**WHAT TO WORK ON**
Scan the lines below; pull out those with "formation".

────────────────────

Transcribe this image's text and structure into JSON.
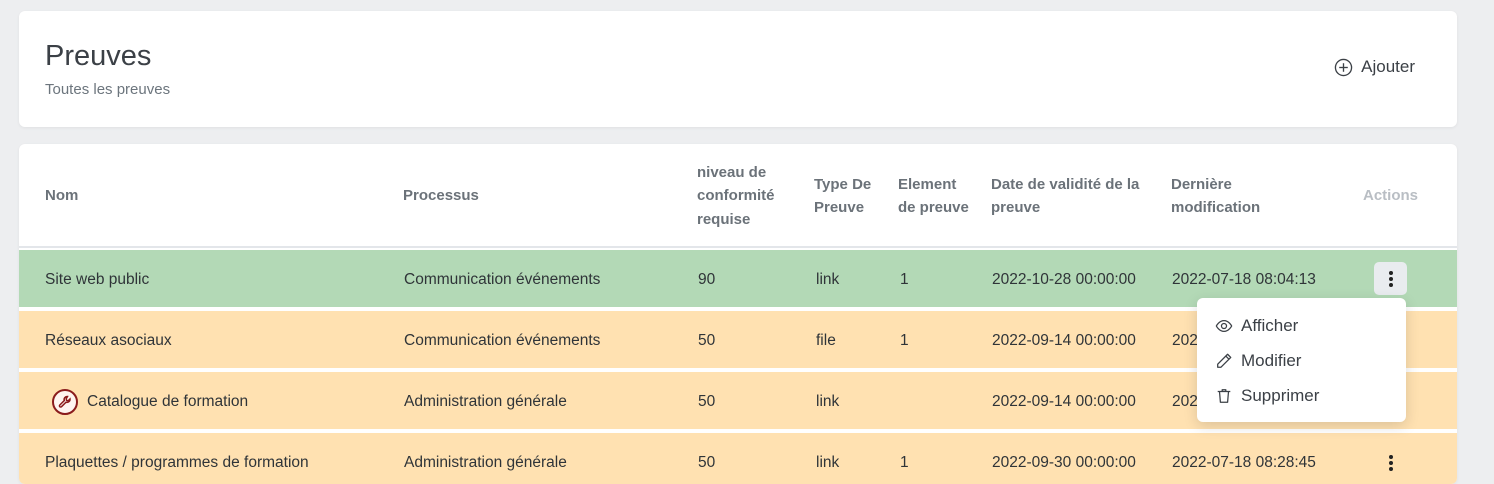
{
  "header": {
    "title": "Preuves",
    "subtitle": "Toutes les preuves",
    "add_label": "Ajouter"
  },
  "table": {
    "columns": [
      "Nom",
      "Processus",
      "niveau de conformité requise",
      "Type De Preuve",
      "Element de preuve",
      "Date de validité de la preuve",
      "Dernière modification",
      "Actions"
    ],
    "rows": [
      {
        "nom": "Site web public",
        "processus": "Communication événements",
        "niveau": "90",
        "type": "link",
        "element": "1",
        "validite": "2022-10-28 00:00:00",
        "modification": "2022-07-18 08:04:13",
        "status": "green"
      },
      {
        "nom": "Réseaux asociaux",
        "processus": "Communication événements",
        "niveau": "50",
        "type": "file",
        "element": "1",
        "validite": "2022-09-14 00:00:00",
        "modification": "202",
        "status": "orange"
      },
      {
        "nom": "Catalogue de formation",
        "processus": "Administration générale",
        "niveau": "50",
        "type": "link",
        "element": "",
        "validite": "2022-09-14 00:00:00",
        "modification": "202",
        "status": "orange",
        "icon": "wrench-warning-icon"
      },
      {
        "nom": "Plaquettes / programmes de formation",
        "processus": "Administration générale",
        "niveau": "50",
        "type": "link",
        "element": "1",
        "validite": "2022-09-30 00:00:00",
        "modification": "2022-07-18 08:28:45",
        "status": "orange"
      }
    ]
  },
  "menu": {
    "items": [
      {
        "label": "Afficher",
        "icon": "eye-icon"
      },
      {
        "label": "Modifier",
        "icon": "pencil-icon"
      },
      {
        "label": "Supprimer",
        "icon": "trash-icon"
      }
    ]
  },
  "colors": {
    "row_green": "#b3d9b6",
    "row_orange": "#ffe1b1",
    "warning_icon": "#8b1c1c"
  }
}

────────────────────

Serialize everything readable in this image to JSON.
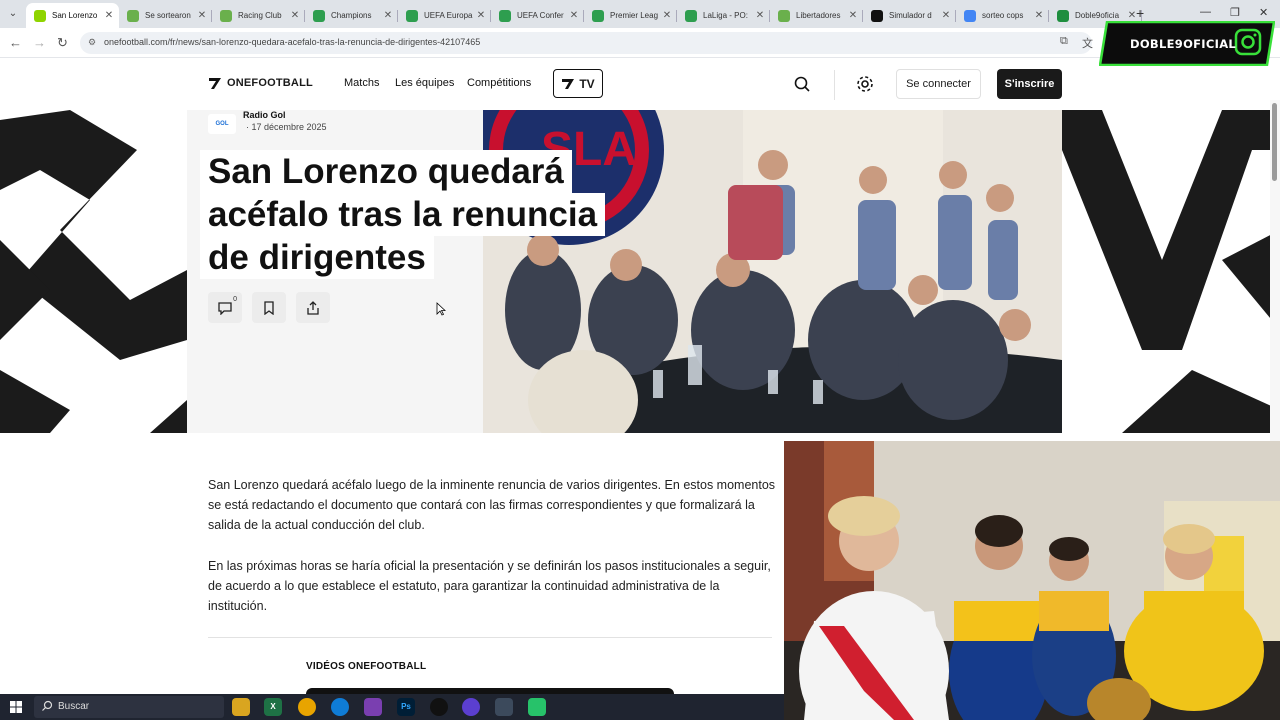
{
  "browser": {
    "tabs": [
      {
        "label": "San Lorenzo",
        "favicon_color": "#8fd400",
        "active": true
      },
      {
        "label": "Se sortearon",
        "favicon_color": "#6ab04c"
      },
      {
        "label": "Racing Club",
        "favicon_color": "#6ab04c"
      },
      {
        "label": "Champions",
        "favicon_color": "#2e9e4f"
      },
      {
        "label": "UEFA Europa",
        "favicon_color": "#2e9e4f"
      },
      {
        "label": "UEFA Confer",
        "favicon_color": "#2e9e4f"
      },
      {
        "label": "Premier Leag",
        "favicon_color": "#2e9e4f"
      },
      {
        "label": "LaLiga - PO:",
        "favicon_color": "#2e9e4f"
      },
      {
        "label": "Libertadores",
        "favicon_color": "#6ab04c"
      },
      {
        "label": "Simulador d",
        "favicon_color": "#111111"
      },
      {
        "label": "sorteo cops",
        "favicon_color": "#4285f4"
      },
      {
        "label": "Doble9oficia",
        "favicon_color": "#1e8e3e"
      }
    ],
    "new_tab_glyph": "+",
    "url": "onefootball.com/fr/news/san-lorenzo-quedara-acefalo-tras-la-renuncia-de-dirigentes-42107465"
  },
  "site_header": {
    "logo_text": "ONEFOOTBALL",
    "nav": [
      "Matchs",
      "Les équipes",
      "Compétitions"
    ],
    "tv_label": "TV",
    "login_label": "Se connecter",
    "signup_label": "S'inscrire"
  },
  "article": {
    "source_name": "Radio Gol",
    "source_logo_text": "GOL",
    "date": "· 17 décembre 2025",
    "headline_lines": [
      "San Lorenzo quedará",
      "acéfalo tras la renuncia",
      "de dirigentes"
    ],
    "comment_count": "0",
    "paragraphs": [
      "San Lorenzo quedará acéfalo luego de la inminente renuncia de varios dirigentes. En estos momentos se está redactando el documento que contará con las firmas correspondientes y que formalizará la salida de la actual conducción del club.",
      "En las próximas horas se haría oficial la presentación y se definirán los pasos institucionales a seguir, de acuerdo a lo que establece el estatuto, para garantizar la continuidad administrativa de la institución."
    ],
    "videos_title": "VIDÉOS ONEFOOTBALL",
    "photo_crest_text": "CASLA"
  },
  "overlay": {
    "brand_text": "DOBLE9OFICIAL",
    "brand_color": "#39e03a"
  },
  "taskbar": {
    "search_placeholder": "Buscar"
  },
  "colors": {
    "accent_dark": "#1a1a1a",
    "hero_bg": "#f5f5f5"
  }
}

────────────────────

**OUTPUT FOR THIS EXERCISE**
        "nom": "Catalogue de formation",
        "nom": "Plaquettes / programmes de formation",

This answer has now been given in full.